### SET TASK
Without including the pictures, copy out every line below.
-- begin STORED RECORDS --
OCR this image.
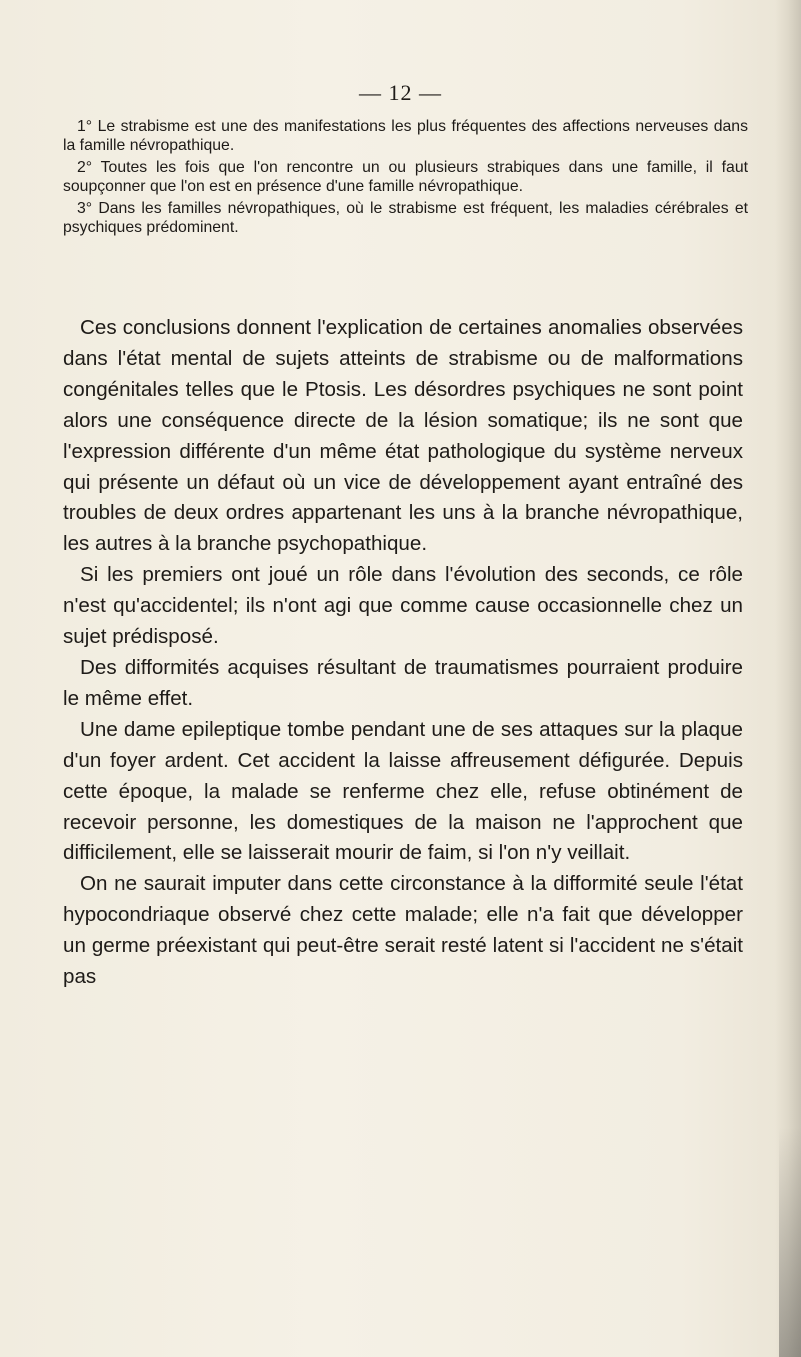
— 12 —

1° Le strabisme est une des manifestations les plus fréquentes des affections nerveuses dans la famille névropathique.

2° Toutes les fois que l'on rencontre un ou plusieurs strabiques dans une famille, il faut soupçonner que l'on est en présence d'une famille névropathique.

3° Dans les familles névropathiques, où le strabisme est fréquent, les maladies cérébrales et psychiques prédominent.

Ces conclusions donnent l'explication de certaines anomalies observées dans l'état mental de sujets atteints de strabisme ou de malformations congénitales telles que le Ptosis. Les désordres psychiques ne sont point alors une conséquence directe de la lésion somatique; ils ne sont que l'expression différente d'un même état pathologique du système nerveux qui présente un défaut où un vice de développement ayant entraîné des troubles de deux ordres appartenant les uns à la branche névropathique, les autres à la branche psychopathique.

Si les premiers ont joué un rôle dans l'évolution des seconds, ce rôle n'est qu'accidentel; ils n'ont agi que comme cause occasionnelle chez un sujet prédisposé.

Des difformités acquises résultant de traumatismes pourraient produire le même effet.

Une dame epileptique tombe pendant une de ses attaques sur la plaque d'un foyer ardent. Cet accident la laisse affreusement défigurée. Depuis cette époque, la malade se renferme chez elle, refuse obtinément de recevoir personne, les domestiques de la maison ne l'approchent que difficilement, elle se laisserait mourir de faim, si l'on n'y veillait.

On ne saurait imputer dans cette circonstance à la difformité seule l'état hypocondriaque observé chez cette malade; elle n'a fait que développer un germe préexistant qui peut-être serait resté latent si l'accident ne s'était pas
-- end STORED RECORDS --
### FULL OUTPUT
OCR this image.
— 12 —

1° Le strabisme est une des manifestations les plus fréquentes des affections nerveuses dans la famille névropathique.

2° Toutes les fois que l'on rencontre un ou plusieurs strabiques dans une famille, il faut soupçonner que l'on est en présence d'une famille névropathique.

3° Dans les familles névropathiques, où le strabisme est fréquent, les maladies cérébrales et psychiques prédominent.

Ces conclusions donnent l'explication de certaines anomalies observées dans l'état mental de sujets atteints de strabisme ou de malformations congénitales telles que le Ptosis. Les désordres psychiques ne sont point alors une conséquence directe de la lésion somatique; ils ne sont que l'expression différente d'un même état pathologique du système nerveux qui présente un défaut où un vice de développement ayant entraîné des troubles de deux ordres appartenant les uns à la branche névropathique, les autres à la branche psychopathique.

Si les premiers ont joué un rôle dans l'évolution des seconds, ce rôle n'est qu'accidentel; ils n'ont agi que comme cause occasionnelle chez un sujet prédisposé.

Des difformités acquises résultant de traumatismes pourraient produire le même effet.

Une dame epileptique tombe pendant une de ses attaques sur la plaque d'un foyer ardent. Cet accident la laisse affreusement défigurée. Depuis cette époque, la malade se renferme chez elle, refuse obtinément de recevoir personne, les domestiques de la maison ne l'approchent que difficilement, elle se laisserait mourir de faim, si l'on n'y veillait.

On ne saurait imputer dans cette circonstance à la difformité seule l'état hypocondriaque observé chez cette malade; elle n'a fait que développer un germe préexistant qui peut-être serait resté latent si l'accident ne s'était pas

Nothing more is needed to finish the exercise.